-- Objective --
Your task is to locate every line holding the string "JSON" and to copy each of them.
--- Start of Records ---
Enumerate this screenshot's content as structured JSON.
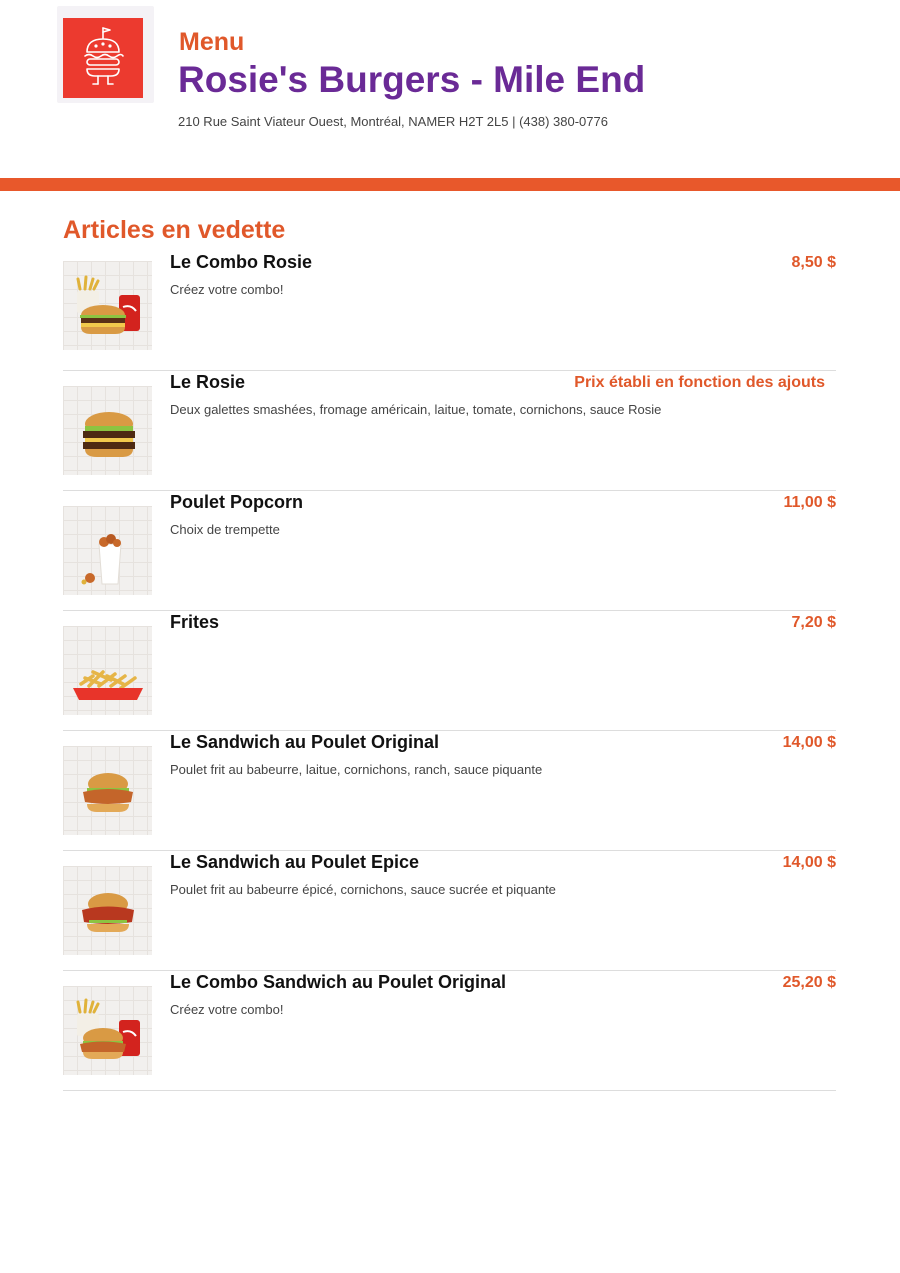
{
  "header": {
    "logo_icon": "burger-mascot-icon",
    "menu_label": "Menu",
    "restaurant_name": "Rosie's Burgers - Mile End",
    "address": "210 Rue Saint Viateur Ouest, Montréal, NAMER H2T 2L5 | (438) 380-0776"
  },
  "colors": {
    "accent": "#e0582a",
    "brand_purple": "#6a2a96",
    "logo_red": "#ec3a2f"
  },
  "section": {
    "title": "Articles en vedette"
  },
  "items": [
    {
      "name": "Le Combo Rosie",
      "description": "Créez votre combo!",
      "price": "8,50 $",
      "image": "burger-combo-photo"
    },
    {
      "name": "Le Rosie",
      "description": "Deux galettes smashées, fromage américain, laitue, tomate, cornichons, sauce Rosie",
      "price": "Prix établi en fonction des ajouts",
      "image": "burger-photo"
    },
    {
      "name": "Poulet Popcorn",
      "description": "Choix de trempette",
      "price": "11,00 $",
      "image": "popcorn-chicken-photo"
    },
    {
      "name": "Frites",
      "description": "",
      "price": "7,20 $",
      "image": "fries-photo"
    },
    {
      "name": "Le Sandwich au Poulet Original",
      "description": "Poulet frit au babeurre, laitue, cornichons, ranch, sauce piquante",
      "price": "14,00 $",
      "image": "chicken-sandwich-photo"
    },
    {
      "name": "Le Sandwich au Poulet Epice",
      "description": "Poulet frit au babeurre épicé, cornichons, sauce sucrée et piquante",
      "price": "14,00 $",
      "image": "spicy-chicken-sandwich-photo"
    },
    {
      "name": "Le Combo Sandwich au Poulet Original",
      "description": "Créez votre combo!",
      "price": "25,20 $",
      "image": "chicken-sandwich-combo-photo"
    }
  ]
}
--- End of Records ---
--- Start of Records ---
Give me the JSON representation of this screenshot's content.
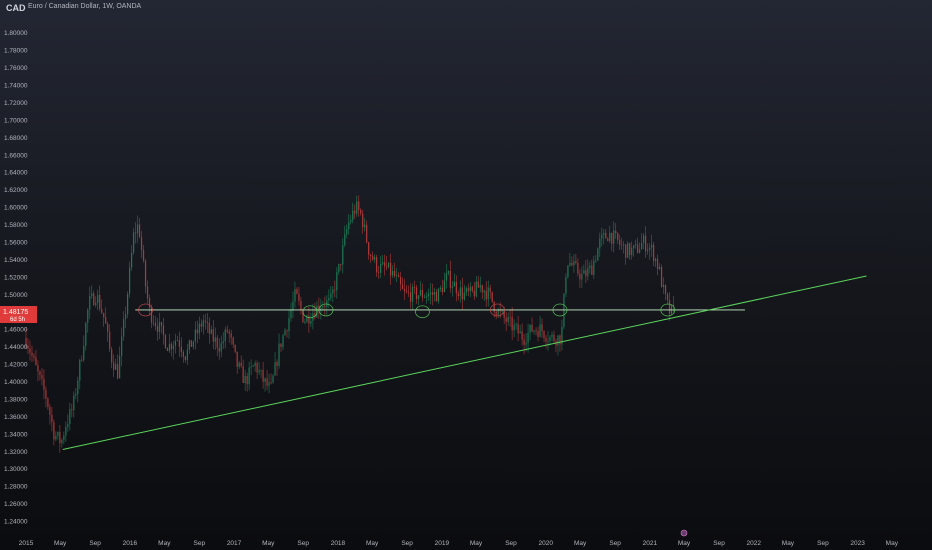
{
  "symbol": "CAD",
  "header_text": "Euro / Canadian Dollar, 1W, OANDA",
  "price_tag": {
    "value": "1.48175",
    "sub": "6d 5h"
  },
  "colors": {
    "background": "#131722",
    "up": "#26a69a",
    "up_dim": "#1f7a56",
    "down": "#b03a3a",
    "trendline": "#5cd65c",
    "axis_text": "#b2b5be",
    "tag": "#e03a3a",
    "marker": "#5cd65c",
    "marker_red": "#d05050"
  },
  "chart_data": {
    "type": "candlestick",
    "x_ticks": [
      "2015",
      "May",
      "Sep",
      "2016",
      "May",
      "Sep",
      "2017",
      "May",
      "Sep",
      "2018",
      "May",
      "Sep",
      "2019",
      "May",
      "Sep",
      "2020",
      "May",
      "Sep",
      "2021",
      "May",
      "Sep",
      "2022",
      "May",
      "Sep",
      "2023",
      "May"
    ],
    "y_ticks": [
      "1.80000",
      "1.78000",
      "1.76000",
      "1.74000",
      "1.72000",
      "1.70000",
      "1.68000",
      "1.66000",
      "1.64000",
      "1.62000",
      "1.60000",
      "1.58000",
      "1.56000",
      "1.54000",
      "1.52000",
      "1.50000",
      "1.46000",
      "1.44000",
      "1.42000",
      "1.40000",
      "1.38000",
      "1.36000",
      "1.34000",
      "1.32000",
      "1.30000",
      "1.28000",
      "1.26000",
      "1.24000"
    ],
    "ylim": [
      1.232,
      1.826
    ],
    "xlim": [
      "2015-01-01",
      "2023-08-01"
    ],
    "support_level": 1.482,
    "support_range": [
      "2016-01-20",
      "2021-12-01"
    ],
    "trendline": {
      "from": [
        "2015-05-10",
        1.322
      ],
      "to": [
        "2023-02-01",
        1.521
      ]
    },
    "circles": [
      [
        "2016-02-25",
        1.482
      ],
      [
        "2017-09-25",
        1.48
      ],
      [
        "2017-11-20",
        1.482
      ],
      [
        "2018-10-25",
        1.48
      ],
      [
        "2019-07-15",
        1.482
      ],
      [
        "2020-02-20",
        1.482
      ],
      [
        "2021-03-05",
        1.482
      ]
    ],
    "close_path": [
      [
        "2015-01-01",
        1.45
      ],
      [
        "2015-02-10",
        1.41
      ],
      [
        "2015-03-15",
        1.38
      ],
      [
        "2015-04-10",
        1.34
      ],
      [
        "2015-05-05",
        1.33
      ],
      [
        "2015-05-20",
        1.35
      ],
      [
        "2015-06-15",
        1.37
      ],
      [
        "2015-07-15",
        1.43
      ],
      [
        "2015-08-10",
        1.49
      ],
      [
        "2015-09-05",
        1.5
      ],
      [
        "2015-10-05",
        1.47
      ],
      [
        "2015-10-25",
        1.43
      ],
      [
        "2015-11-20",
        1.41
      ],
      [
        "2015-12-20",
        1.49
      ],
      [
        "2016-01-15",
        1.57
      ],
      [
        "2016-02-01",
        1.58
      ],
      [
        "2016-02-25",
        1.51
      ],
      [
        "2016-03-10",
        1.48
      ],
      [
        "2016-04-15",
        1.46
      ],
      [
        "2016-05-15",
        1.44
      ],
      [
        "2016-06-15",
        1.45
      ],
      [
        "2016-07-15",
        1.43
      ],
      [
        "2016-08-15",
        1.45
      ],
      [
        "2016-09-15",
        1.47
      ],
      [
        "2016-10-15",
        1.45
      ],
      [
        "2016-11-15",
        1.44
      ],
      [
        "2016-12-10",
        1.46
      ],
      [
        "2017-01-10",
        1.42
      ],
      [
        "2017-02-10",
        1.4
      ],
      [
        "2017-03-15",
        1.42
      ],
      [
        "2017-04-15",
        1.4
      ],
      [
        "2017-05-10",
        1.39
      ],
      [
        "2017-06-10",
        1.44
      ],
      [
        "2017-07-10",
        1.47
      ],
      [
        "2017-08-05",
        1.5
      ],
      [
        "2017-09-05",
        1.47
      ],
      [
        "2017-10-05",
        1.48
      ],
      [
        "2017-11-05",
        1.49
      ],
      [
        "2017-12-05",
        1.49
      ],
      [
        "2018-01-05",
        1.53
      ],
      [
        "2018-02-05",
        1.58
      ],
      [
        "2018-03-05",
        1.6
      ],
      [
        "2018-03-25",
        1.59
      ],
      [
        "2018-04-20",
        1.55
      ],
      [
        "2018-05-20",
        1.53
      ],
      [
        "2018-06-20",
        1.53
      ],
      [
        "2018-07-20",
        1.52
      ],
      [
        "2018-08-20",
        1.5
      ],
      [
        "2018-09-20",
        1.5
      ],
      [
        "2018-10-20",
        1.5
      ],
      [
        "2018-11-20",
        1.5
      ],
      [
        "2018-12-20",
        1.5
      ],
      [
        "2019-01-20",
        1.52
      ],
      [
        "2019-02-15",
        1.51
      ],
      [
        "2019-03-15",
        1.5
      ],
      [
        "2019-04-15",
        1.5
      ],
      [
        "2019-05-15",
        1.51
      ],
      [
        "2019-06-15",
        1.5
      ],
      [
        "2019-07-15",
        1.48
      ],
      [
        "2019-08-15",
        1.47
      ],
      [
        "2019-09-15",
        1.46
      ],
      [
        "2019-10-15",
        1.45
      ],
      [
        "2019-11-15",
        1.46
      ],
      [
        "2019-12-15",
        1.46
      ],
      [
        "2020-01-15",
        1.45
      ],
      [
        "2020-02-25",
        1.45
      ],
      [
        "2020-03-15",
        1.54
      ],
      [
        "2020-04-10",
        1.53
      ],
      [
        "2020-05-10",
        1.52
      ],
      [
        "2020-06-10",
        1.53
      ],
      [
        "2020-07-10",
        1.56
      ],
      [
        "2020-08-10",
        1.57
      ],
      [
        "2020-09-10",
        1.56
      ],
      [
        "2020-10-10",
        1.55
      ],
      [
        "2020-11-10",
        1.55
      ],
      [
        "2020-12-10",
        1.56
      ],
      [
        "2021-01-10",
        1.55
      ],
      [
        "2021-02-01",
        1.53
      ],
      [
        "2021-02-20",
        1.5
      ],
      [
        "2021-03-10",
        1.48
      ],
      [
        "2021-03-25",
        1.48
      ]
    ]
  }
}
--- End of Records ---
-- Complete output --
Enumerate this screenshot's content as structured JSON.
Give me the JSON representation of this screenshot's content.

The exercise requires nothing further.